Source extract:
══════════
The driver provides a standardized interface for offloading computational
tasks to DSPs found on Qualcomm SoCs, supporting all DSP domains (ADSP,
CDSP, SDSP, GDSP).
The QDA driver is designed as an alternative for the FastRPC driver
in drivers/misc/, offering improved resource management, better integration
with standard kernel subsystems, and alignment with the Linux kernel's
Compute Accelerators framework.
User-space staging branch
============
https://github.com/qualcomm/fastrpc/tree/accel/staging
Key Features
============
* Standard DRM accelerator interface via /dev/accel/accelN
* GEM-based buffer management with DMA-BUF import/export support
* IOMMU-based memory isolation using per-process context banks
* FastRPC protocol implementation for DSP communication
* RPMsg transport layer for reliable message passing
* Support for all DSP domains (ADSP, CDSP, SDSP, GDSP)
* Comprehensive IOCTL interface for DSP operations
High-Level Architecture Differences with Existing FastRPC Driver
=================================================================
The QDA driver represents a significant architectural departure from the
existing FastRPC driver (drivers/misc/fastrpc.c), addressing several key
limitations while maintaining protocol compatibility:
1. DRM Accelerator Framework Integration
- FastRPC: Custom character device (/dev/fastrpc-*)
- QDA: Standard DRM accel device (/dev/accel/accelN)
- Benefit: Leverages established DRM infrastructure for device
management.
2. Memory Management
- FastRPC: Custom memory allocator with ION/DMA-BUF integration
- QDA: Native GEM objects with full PRIME support
- Benefit: Seamless buffer sharing using standard DRM mechanisms
3. IOMMU Context Bank Management
- FastRPC: Direct IOMMU domain manipulation, limited isolation
- QDA: Custom compute bus (qda_cb_bus_type) with proper device model
- Benefit: Each CB device is a proper struct device with IOMMU group
support, enabling better isolation and resource tracking.
══════════
Given request A:
In the QDA driver description, why is placing IOMMU context banks on a custom compute bus an improvement over the FastRPC approach? Answer in one to three sentences.
Given request B:
Write out the passage of the QDA driver description that starts with "- Benefit: Leverages" and goes on through "and resource tracking.".
Given request C:
In the QDA driver description, what kind of device node does the existing FastRPC driver expose?

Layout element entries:
══════════
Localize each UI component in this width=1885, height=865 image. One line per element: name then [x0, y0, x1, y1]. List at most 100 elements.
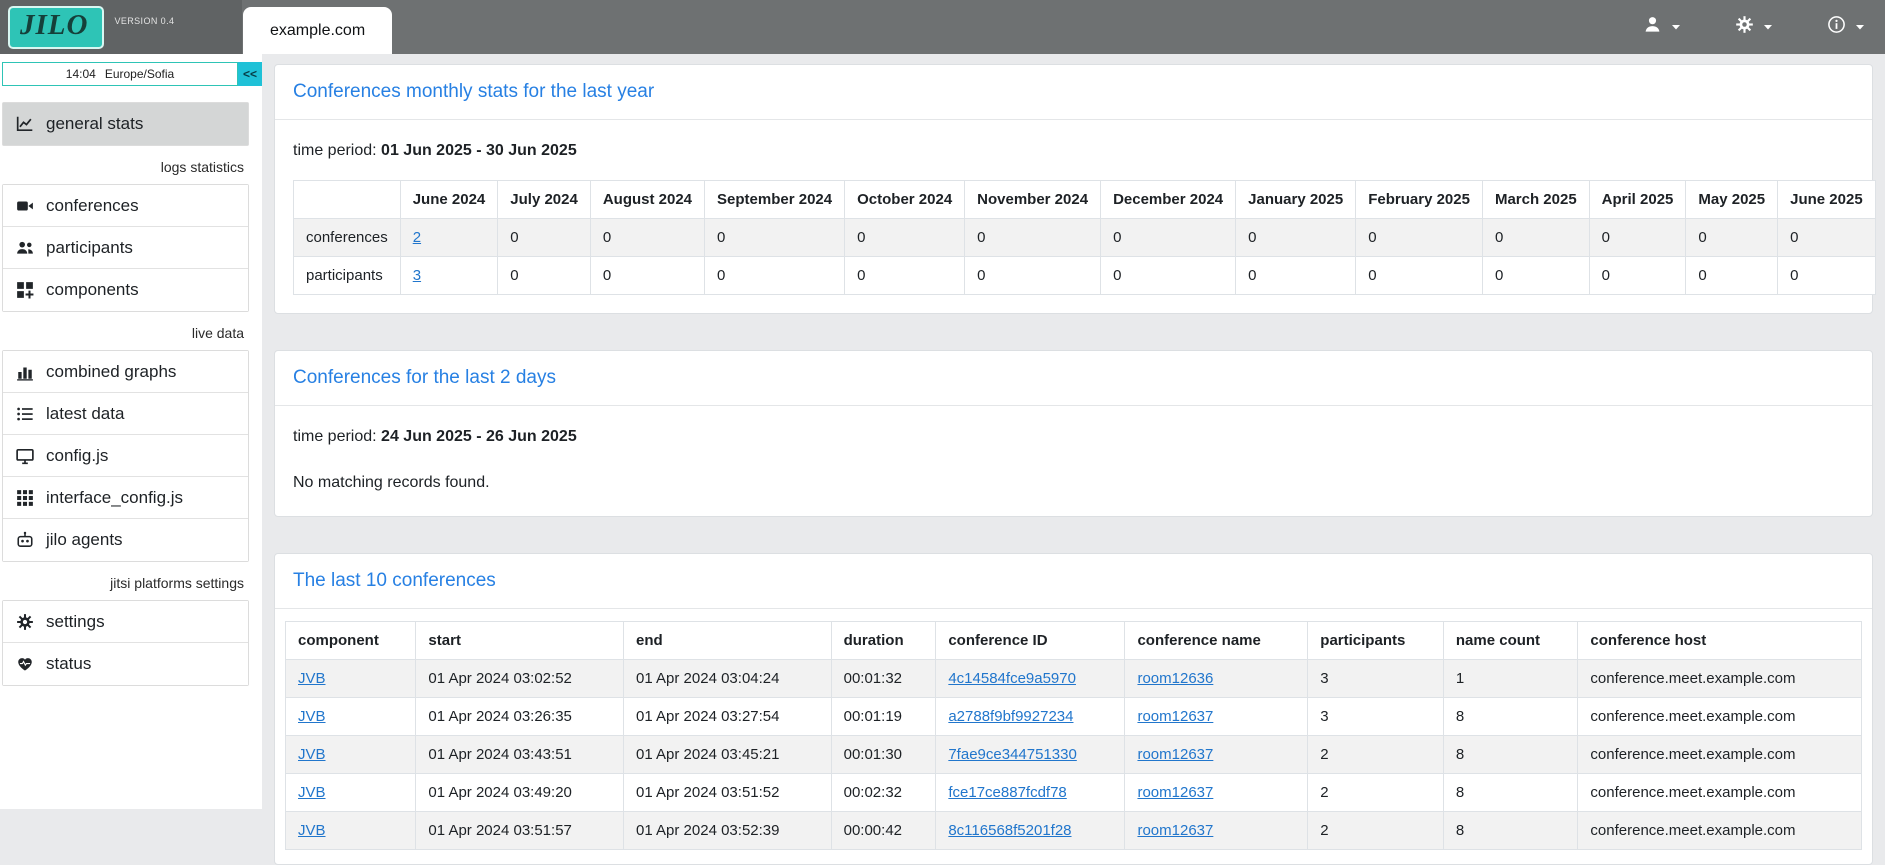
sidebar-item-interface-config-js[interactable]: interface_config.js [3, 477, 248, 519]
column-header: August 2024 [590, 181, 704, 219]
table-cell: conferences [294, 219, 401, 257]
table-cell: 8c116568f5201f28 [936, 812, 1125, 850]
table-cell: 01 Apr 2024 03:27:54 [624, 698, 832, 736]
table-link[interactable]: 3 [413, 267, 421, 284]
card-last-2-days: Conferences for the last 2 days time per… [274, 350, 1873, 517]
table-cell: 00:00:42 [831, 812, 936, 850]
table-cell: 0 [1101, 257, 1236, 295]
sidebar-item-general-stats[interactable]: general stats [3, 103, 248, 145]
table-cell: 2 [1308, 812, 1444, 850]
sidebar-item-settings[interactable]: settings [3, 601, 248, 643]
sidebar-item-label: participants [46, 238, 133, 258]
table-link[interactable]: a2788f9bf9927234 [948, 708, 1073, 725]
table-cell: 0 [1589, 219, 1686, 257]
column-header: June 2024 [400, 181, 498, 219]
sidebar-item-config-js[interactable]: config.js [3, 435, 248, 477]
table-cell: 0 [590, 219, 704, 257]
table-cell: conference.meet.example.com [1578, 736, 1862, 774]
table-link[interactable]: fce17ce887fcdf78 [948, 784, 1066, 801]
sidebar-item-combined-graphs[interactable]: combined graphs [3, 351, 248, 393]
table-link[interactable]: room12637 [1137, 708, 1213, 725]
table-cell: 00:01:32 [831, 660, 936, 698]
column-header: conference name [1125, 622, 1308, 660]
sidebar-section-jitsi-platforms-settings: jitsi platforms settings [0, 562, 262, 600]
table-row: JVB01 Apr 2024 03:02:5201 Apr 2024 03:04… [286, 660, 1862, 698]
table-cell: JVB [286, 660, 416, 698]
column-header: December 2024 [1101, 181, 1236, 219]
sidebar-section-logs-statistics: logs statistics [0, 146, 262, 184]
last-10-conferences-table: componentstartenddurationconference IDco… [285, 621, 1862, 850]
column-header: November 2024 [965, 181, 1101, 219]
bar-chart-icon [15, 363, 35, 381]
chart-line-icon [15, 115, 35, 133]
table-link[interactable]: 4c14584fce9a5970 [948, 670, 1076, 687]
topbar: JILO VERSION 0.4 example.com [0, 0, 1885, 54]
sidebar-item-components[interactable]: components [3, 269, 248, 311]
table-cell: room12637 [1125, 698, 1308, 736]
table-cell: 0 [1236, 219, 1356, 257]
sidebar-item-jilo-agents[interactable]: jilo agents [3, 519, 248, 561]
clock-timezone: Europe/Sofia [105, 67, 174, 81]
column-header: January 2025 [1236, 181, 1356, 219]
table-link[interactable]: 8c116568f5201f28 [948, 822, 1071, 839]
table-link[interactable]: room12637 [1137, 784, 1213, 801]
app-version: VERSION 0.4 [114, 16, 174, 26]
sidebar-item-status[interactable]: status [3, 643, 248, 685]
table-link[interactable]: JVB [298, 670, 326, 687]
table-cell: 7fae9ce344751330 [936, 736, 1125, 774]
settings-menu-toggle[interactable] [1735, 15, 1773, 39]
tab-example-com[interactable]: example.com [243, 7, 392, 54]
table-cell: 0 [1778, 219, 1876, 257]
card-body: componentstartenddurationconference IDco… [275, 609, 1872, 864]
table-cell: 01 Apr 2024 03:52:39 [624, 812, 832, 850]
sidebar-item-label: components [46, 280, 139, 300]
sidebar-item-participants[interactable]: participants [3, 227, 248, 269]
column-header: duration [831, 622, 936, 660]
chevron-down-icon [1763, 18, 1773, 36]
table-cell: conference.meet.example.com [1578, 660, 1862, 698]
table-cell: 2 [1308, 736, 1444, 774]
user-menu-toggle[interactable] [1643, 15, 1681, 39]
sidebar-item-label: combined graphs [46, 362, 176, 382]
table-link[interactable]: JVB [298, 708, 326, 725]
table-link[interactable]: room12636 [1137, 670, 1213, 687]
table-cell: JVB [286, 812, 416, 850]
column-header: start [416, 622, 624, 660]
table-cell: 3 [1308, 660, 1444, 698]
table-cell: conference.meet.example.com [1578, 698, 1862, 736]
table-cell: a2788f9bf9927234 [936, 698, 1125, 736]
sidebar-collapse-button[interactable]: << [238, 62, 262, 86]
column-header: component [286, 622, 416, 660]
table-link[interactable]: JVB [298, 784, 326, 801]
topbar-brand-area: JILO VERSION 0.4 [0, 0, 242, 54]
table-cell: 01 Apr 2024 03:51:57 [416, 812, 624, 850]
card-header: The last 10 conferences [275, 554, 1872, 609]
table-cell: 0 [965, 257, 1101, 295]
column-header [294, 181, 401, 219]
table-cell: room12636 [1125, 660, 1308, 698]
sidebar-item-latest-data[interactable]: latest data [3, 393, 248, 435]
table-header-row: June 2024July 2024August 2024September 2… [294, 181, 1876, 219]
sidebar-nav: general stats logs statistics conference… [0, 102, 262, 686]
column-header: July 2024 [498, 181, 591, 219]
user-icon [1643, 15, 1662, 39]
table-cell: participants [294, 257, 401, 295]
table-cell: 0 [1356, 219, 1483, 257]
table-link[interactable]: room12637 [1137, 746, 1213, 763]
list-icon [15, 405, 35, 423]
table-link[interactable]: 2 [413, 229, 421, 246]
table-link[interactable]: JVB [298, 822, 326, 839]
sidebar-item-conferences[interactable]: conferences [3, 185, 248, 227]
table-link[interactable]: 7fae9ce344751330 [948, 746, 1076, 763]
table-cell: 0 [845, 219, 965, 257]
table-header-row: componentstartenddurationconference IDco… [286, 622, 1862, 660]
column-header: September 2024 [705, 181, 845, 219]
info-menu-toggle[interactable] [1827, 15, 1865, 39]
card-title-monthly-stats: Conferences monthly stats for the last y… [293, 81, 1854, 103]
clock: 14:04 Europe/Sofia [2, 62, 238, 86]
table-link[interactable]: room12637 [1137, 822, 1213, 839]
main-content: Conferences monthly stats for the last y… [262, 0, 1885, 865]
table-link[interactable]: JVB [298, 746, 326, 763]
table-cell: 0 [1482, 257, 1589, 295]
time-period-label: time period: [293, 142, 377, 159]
══════════
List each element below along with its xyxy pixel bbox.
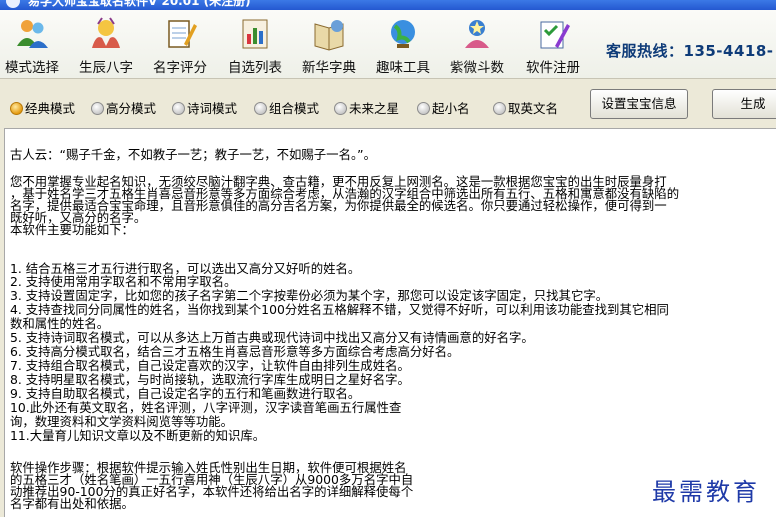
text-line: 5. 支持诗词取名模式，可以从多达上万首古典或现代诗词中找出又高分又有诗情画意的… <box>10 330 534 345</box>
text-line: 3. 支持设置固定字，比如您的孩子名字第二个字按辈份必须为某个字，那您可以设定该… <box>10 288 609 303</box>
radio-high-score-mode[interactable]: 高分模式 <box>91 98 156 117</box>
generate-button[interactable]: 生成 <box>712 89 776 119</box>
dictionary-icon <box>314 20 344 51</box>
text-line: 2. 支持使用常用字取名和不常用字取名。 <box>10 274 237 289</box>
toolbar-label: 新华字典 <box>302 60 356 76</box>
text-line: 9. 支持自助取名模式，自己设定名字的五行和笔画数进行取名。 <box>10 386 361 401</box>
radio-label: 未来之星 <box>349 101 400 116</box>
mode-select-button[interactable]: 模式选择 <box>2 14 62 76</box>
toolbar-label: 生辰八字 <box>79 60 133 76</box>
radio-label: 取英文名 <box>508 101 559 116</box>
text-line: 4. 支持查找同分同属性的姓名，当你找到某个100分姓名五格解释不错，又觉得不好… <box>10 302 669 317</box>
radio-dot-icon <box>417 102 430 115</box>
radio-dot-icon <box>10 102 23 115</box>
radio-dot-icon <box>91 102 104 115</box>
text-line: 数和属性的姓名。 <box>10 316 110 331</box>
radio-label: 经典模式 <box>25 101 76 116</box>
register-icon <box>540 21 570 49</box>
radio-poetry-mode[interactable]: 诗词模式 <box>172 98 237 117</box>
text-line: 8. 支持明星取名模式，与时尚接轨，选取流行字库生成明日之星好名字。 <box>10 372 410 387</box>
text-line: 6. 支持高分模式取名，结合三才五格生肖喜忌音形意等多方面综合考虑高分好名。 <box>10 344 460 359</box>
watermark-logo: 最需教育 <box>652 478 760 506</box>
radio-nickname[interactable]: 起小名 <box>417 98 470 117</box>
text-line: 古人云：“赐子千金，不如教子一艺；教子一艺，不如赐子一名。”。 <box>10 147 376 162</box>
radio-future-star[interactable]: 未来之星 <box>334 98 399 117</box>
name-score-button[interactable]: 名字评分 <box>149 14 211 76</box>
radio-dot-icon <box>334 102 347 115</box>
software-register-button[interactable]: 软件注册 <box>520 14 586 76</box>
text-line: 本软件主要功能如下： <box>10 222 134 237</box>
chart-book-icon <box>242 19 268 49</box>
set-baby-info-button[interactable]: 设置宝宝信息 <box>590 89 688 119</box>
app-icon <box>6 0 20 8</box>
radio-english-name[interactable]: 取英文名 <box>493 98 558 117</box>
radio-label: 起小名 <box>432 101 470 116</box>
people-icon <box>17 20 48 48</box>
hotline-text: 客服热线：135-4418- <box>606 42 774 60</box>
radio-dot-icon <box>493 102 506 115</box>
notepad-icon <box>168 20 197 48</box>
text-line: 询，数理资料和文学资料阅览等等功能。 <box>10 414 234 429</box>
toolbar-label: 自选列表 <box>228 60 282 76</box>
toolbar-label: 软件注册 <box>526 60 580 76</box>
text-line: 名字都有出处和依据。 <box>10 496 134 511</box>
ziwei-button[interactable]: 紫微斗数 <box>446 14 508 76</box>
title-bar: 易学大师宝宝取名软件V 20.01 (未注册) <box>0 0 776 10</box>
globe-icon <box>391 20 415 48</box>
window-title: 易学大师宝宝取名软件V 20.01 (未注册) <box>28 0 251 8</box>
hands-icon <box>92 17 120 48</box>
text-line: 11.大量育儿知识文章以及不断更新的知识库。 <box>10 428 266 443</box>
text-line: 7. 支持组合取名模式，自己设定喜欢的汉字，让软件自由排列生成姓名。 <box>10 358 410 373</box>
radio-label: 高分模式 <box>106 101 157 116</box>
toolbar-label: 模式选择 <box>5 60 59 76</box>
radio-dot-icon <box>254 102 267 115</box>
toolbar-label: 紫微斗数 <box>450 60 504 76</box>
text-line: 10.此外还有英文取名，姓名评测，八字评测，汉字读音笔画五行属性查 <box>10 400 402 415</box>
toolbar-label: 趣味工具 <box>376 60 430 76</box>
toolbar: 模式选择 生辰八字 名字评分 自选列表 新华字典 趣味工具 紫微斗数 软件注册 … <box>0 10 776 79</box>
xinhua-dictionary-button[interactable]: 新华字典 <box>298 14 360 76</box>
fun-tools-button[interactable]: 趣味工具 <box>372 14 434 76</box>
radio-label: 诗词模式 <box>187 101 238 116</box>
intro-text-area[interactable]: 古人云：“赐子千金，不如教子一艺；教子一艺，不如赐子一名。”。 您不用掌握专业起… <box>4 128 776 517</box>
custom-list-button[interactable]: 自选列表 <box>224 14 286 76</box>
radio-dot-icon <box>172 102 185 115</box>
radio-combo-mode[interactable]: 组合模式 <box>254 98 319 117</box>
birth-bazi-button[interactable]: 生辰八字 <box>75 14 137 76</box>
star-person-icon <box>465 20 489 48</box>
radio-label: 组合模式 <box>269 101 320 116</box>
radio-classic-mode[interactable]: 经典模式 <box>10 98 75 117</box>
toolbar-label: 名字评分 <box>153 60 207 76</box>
══════════
Complete output A:
On the compute bus (qda_cb_bus_type), each context bank device is a proper struct device with IOMMU group support. This gives better isolation and resource tracking than FastRPC's direct IOMMU domain manipulation, which offers only limited isolation.

Complete output B:
- Benefit: Leverages established DRM infrastructure for device
management.
2. Memory Management
- FastRPC: Custom memory allocator with ION/DMA-BUF integration
- QDA: Native GEM objects with full PRIME support
- Benefit: Seamless buffer sharing using standard DRM mechanisms
3. IOMMU Context Bank Management
- FastRPC: Direct IOMMU domain manipulation, limited isolation
- QDA: Custom compute bus (qda_cb_bus_type) with proper device model
- Benefit: Each CB device is a proper struct device with IOMMU group
support, enabling better isolation and resource tracking.

Complete output C:
A custom character device, /dev/fastrpc-*.